**Extracted records**.
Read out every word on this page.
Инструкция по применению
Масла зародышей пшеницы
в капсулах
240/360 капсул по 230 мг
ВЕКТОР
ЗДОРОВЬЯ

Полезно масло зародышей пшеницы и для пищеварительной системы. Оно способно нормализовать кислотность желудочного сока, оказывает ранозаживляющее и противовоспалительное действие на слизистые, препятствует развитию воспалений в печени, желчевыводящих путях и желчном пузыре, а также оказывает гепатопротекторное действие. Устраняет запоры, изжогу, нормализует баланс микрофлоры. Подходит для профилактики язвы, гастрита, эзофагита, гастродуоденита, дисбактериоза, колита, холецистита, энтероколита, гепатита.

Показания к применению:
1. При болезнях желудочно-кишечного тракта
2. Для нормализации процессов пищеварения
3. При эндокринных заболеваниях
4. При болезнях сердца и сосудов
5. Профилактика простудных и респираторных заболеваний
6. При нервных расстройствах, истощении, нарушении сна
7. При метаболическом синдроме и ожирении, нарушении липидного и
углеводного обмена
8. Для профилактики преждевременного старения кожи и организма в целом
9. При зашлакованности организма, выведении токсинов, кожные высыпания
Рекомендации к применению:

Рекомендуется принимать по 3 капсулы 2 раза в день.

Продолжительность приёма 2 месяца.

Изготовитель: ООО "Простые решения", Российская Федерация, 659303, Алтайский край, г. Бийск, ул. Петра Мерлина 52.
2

**Task prompt**. Using the listing, say how many lines include the word "нарушении", and add nothing else.

**Output for this task**. 2